Keep every line where the word "bunyi" appears; drop the rest.

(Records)
-- start --

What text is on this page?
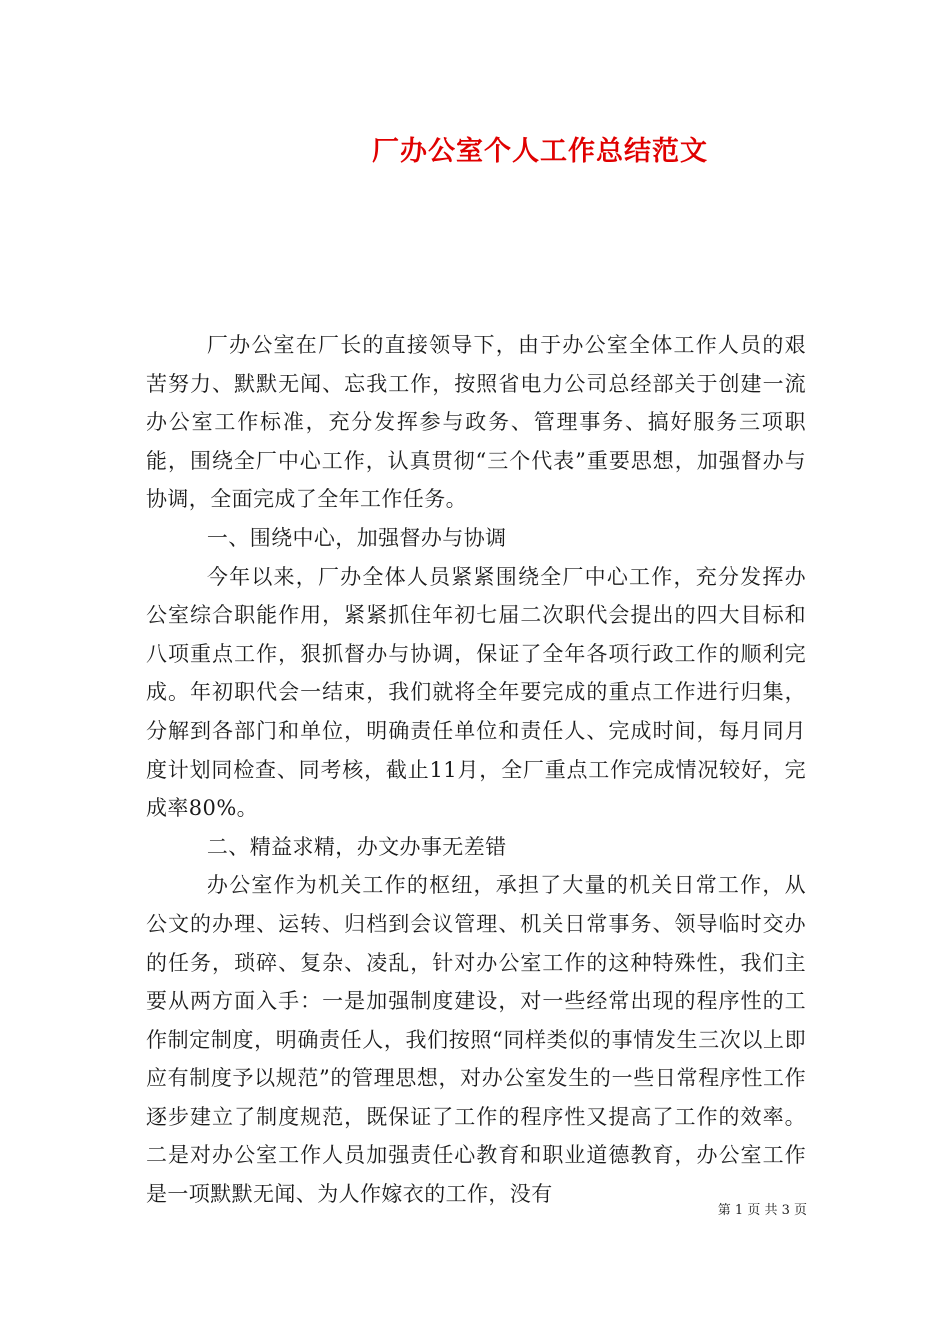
厂办公室个人工作总结范文

厂办公室在厂长的直接领导下，由于办公室全体工作人员的艰苦努力、默默无闻、忘我工作，按照省电力公司总经部关于创建一流办公室工作标准，充分发挥参与政务、管理事务、搞好服务三项职能，围绕全厂中心工作，认真贯彻“三个代表”重要思想，加强督办与协调，全面完成了全年工作任务。

一、围绕中心，加强督办与协调

今年以来，厂办全体人员紧紧围绕全厂中心工作，充分发挥办公室综合职能作用，紧紧抓住年初七届二次职代会提出的四大目标和八项重点工作，狠抓督办与协调，保证了全年各项行政工作的顺利完成。年初职代会一结束，我们就将全年要完成的重点工作进行归集，分解到各部门和单位，明确责任单位和责任人、完成时间，每月同月度计划同检查、同考核，截止11月，全厂重点工作完成情况较好，完成率80%。

二、精益求精，办文办事无差错

办公室作为机关工作的枢纽，承担了大量的机关日常工作，从公文的办理、运转、归档到会议管理、机关日常事务、领导临时交办的任务，琐碎、复杂、凌乱，针对办公室工作的这种特殊性，我们主要从两方面入手：一是加强制度建设，对一些经常出现的程序性的工作制定制度，明确责任人，我们按照“同样类似的事情发生三次以上即应有制度予以规范”的管理思想，对办公室发生的一些日常程序性工作逐步建立了制度规范，既保证了工作的程序性又提高了工作的效率。二是对办公室工作人员加强责任心教育和职业道德教育，办公室工作是一项默默无闻、为人作嫁衣的工作，没有

第 1 页 共 3 页
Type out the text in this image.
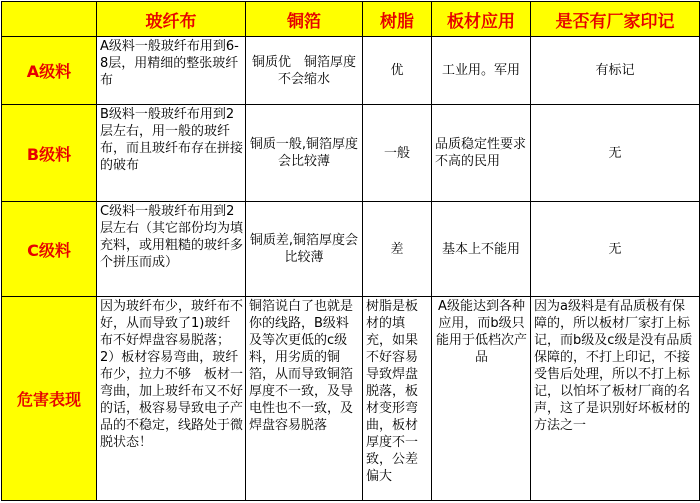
	玻纤布	铜箔	树脂	板材应用	是否有厂家印记
A级料	A级料一般玻纤布用到6-8层，用精细的整张玻纤布	铜质优　铜箔厚度不会缩水	优	工业用。军用	有标记
B级料	B级料一般玻纤布用到2层左右，用一般的玻纤布，而且玻纤布存在拼接的破布	铜质一般,铜箔厚度会比较薄	一般	品质稳定性要求不高的民用	无
C级料	C级料一般玻纤布用到2层左右（其它部份均为填充料，或用粗糙的玻纤多个拼压而成）	铜质差,铜箔厚度会比较薄	差	基本上不能用	无
危害表现	因为玻纤布少，玻纤布不好，从而导致了1)玻纤布不好焊盘容易脱落；2）板材容易弯曲，玻纤布少，拉力不够　板材一弯曲，加上玻纤布又不好的话，极容易导致电子产品的不稳定，线路处于微脱状态！	铜箔说白了也就是你的线路，B级料及等次更低的c级料，用劣质的铜箔，从而导致铜箔厚度不一致，及导电性也不一致，及焊盘容易脱落	树脂是板材的填充，如果不好容易导致焊盘脱落，板材变形弯曲，板材厚度不一致，公差偏大	A级能达到各种应用，而b级只能用于低档次产品	因为a级料是有品质极有保障的，所以板材厂家打上标记，而b级及c级是没有品质保障的，不打上印记，不接受售后处理，所以不打上标记，以怕坏了板材厂商的名声，这了是识别好坏板材的方法之一
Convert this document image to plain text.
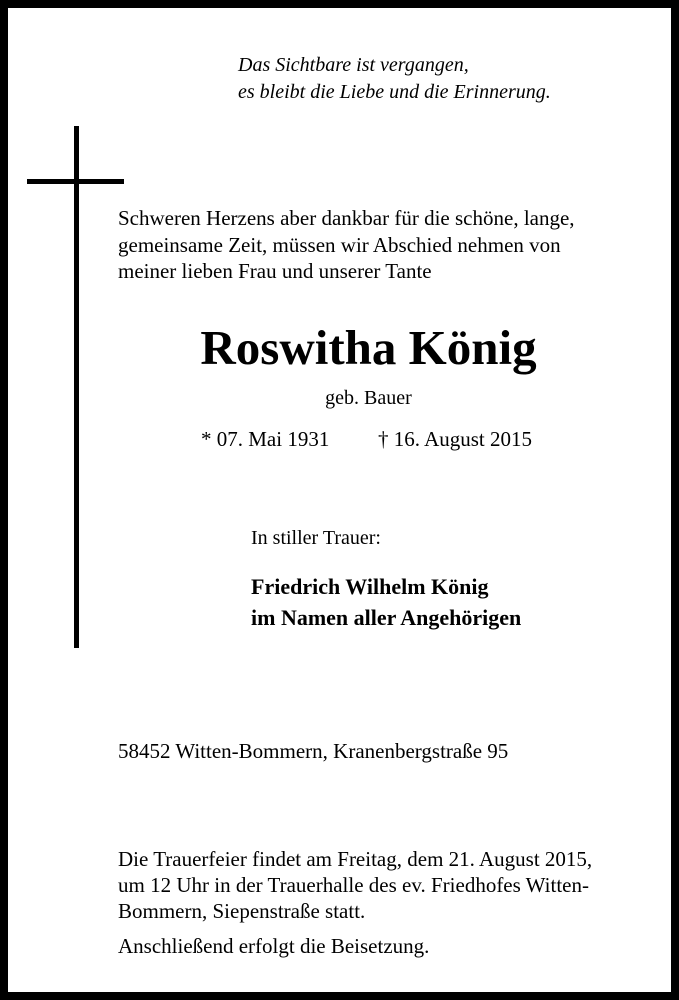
Das Sichtbare ist vergangen,
es bleibt die Liebe und die Erinnerung.
Schweren Herzens aber dankbar für die schöne, lange,
gemeinsame Zeit, müssen wir Abschied nehmen von
meiner lieben Frau und unserer Tante
Roswitha König
geb. Bauer
* 07. Mai 1931 † 16. August 2015
In stiller Trauer:
Friedrich Wilhelm König
im Namen aller Angehörigen
58452 Witten-Bommern, Kranenbergstraße 95
Die Trauerfeier findet am Freitag, dem 21. August 2015,
um 12 Uhr in der Trauerhalle des ev. Friedhofes Witten-
Bommern, Siepenstraße statt.
Anschließend erfolgt die Beisetzung.
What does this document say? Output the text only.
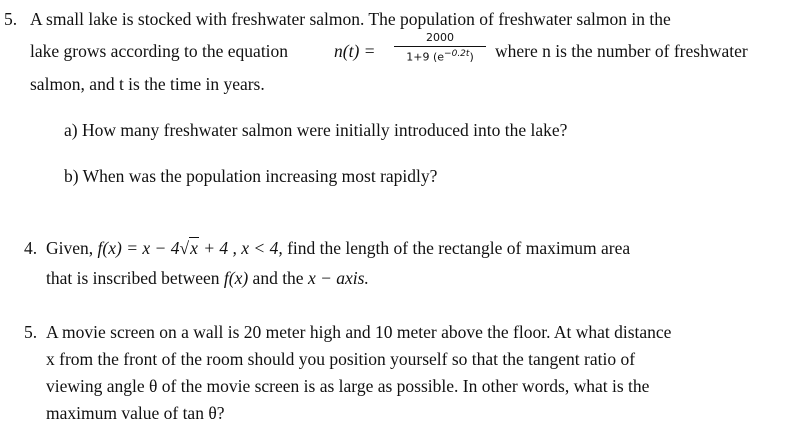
5. A small lake is stocked with freshwater salmon. The population of freshwater salmon in the
lake grows according to the equation	n(t) =
2000
1+9 $(e^{-0.2t})$	where n is the number of freshwater
salmon, and t is the time in years.
a) How many freshwater salmon were initially introduced into the lake?
b) When was the population increasing most rapidly?
4. Given, f(x) = x − 4√x + 4 , x < 4, find the length of the rectangle of maximum area
that is inscribed between f(x) and the x − axis.
5. A movie screen on a wall is 20 meter high and 10 meter above the floor. At what distance
x from the front of the room should you position yourself so that the tangent ratio of
viewing angle θ of the movie screen is as large as possible. In other words, what is the
maximum value of tan θ?
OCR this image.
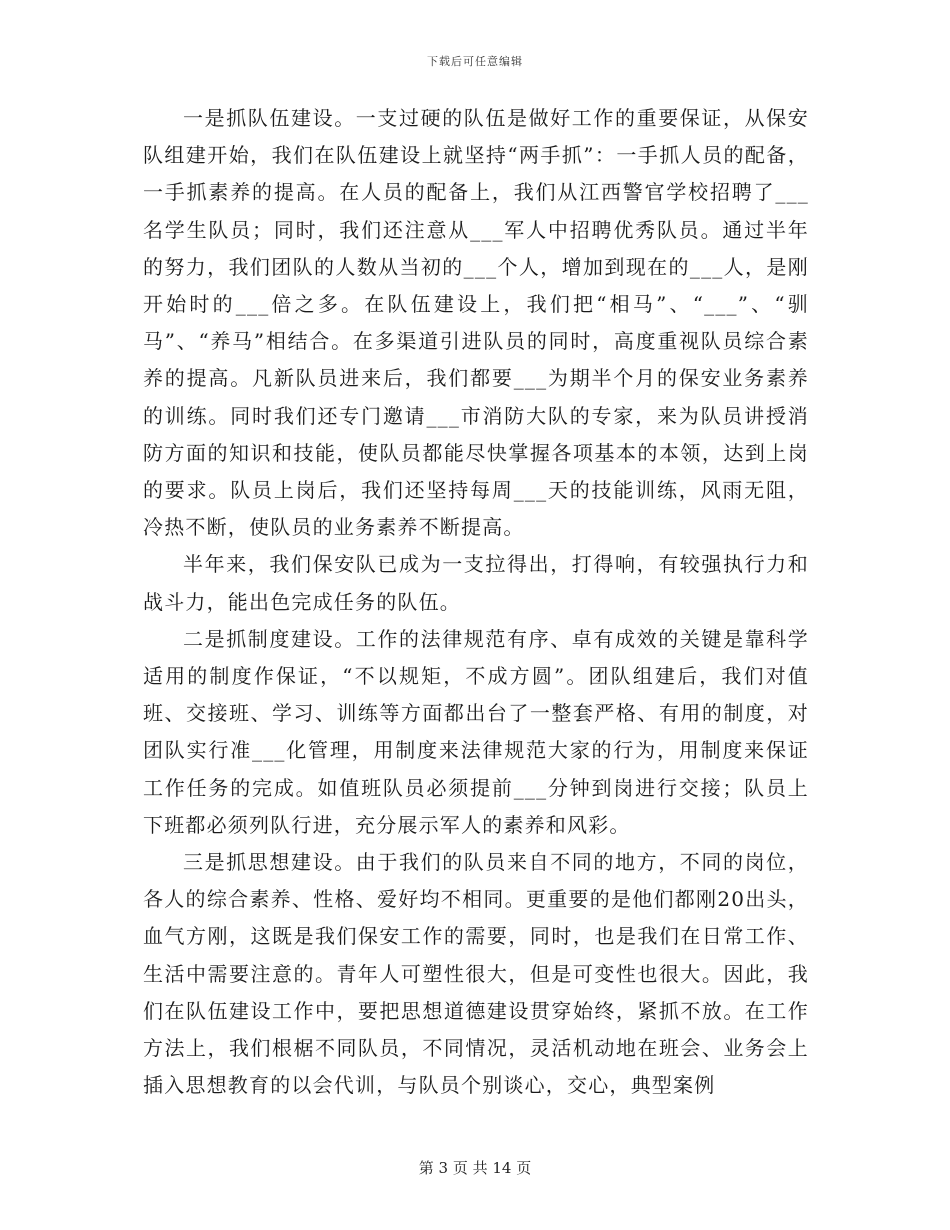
下载后可任意编辑

一是抓队伍建设。一支过硬的队伍是做好工作的重要保证，从保安队组建开始，我们在队伍建设上就坚持“两手抓”：一手抓人员的配备，一手抓素养的提高。在人员的配备上，我们从江西警官学校招聘了___名学生队员；同时，我们还注意从___军人中招聘优秀队员。通过半年的努力，我们团队的人数从当初的___个人，增加到现在的___人，是刚开始时的___倍之多。在队伍建设上，我们把“相马”、“___”、“驯马”、“养马”相结合。在多渠道引进队员的同时，高度重视队员综合素养的提高。凡新队员进来后，我们都要___为期半个月的保安业务素养的训练。同时我们还专门邀请___市消防大队的专家，来为队员讲授消防方面的知识和技能，使队员都能尽快掌握各项基本的本领，达到上岗的要求。队员上岗后，我们还坚持每周___天的技能训练，风雨无阻，冷热不断，使队员的业务素养不断提高。

半年来，我们保安队已成为一支拉得出，打得响，有较强执行力和战斗力，能出色完成任务的队伍。

二是抓制度建设。工作的法律规范有序、卓有成效的关键是靠科学适用的制度作保证，“不以规矩，不成方圆”。团队组建后，我们对值班、交接班、学习、训练等方面都出台了一整套严格、有用的制度，对团队实行准___化管理，用制度来法律规范大家的行为，用制度来保证工作任务的完成。如值班队员必须提前___分钟到岗进行交接；队员上下班都必须列队行进，充分展示军人的素养和风彩。

三是抓思想建设。由于我们的队员来自不同的地方，不同的岗位，各人的综合素养、性格、爱好均不相同。更重要的是他们都刚20出头，血气方刚，这既是我们保安工作的需要，同时，也是我们在日常工作、生活中需要注意的。青年人可塑性很大，但是可变性也很大。因此，我们在队伍建设工作中，要把思想道德建设贯穿始终，紧抓不放。在工作方法上，我们根椐不同队员，不同情况，灵活机动地在班会、业务会上插入思想教育的以会代训，与队员个别谈心，交心，典型案例

第 3 页 共 14 页
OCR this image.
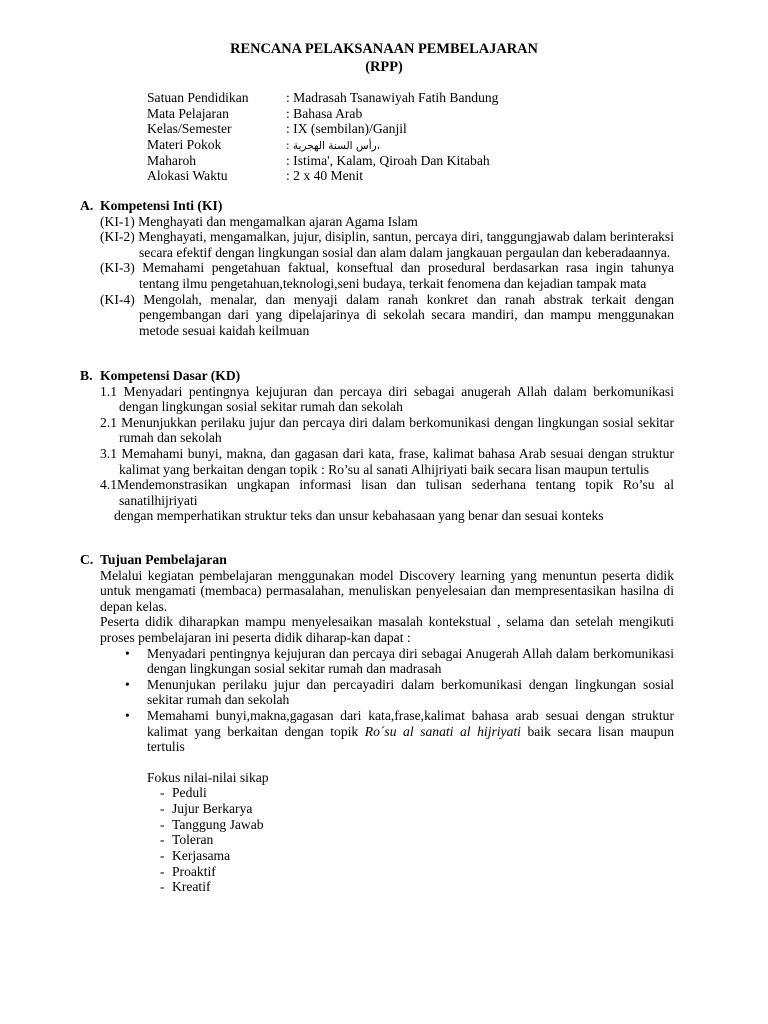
RENCANA PELAKSANAAN PEMBELAJARAN
(RPP)
Satuan Pendidikan	: Madrasah Tsanawiyah Fatih Bandung
Mata Pelajaran	: Bahasa Arab
Kelas/Semester	: IX (sembilan)/Ganjil
Materi Pokok	: رأس السنة الهجرية،
Maharoh	: Istima', Kalam, Qiroah Dan Kitabah
Alokasi Waktu	: 2 x 40 Menit
A. Kompetensi Inti (KI)
(KI-1) Menghayati dan mengamalkan ajaran Agama Islam
(KI-2) Menghayati, mengamalkan, jujur, disiplin, santun, percaya diri, tanggungjawab dalam berinteraksi secara efektif dengan lingkungan sosial dan alam dalam jangkauan pergaulan dan keberadaannya.
(KI-3) Memahami pengetahuan faktual, konseftual dan prosedural berdasarkan rasa ingin tahunya tentang ilmu pengetahuan,teknologi,seni budaya, terkait fenomena dan kejadian tampak mata
(KI-4) Mengolah, menalar, dan menyaji dalam ranah konkret dan ranah abstrak terkait dengan pengembangan dari yang dipelajarinya di sekolah secara mandiri, dan mampu menggunakan metode sesuai kaidah keilmuan
B. Kompetensi Dasar (KD)
1.1 Menyadari pentingnya kejujuran dan percaya diri sebagai anugerah Allah dalam berkomunikasi dengan lingkungan sosial sekitar rumah dan sekolah
2.1 Menunjukkan perilaku jujur dan percaya diri dalam berkomunikasi dengan lingkungan sosial sekitar rumah dan sekolah
3.1 Memahami bunyi, makna, dan gagasan dari kata, frase, kalimat bahasa Arab sesuai dengan struktur kalimat yang berkaitan dengan topik : Ro’su al sanati Alhijriyati baik secara lisan maupun tertulis
4.1Mendemonstrasikan ungkapan informasi lisan dan tulisan sederhana tentang topik Ro’su al sanatilhijriyati
dengan memperhatikan struktur teks dan unsur kebahasaan yang benar dan sesuai konteks
C. Tujuan Pembelajaran
Melalui kegiatan pembelajaran menggunakan model Discovery learning yang menuntun peserta didik untuk mengamati (membaca) permasalahan, menuliskan penyelesaian dan mempresentasikan hasilna di depan kelas.
Peserta didik diharapkan mampu menyelesaikan masalah kontekstual , selama dan setelah mengikuti proses pembelajaran ini peserta didik diharap-kan dapat :
• Menyadari pentingnya kejujuran dan percaya diri sebagai Anugerah Allah dalam berkomunikasi dengan lingkungan sosial sekitar rumah dan madrasah
• Menunjukan perilaku jujur dan percayadiri dalam berkomunikasi dengan lingkungan sosial sekitar rumah dan sekolah
• Memahami bunyi,makna,gagasan dari kata,frase,kalimat bahasa arab sesuai dengan struktur kalimat yang berkaitan dengan topik Ro´su al sanati al hijriyati baik secara lisan maupun tertulis
Fokus nilai-nilai sikap
- Peduli
- Jujur Berkarya
- Tanggung Jawab
- Toleran
- Kerjasama
- Proaktif
- Kreatif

-- end --

#### Solution below:
3.1 Memahami bunyi, makna, dan gagasan dari kata, frase, kalimat bahasa Arab sesuai dengan struktur kalimat yang berkaitan dengan topik : Ro’su al sanati Alhijriyati baik secara lisan maupun tertulis
• Memahami bunyi,makna,gagasan dari kata,frase,kalimat bahasa arab sesuai dengan struktur kalimat yang berkaitan dengan topik Ro´su al sanati al hijriyati baik secara lisan maupun tertulis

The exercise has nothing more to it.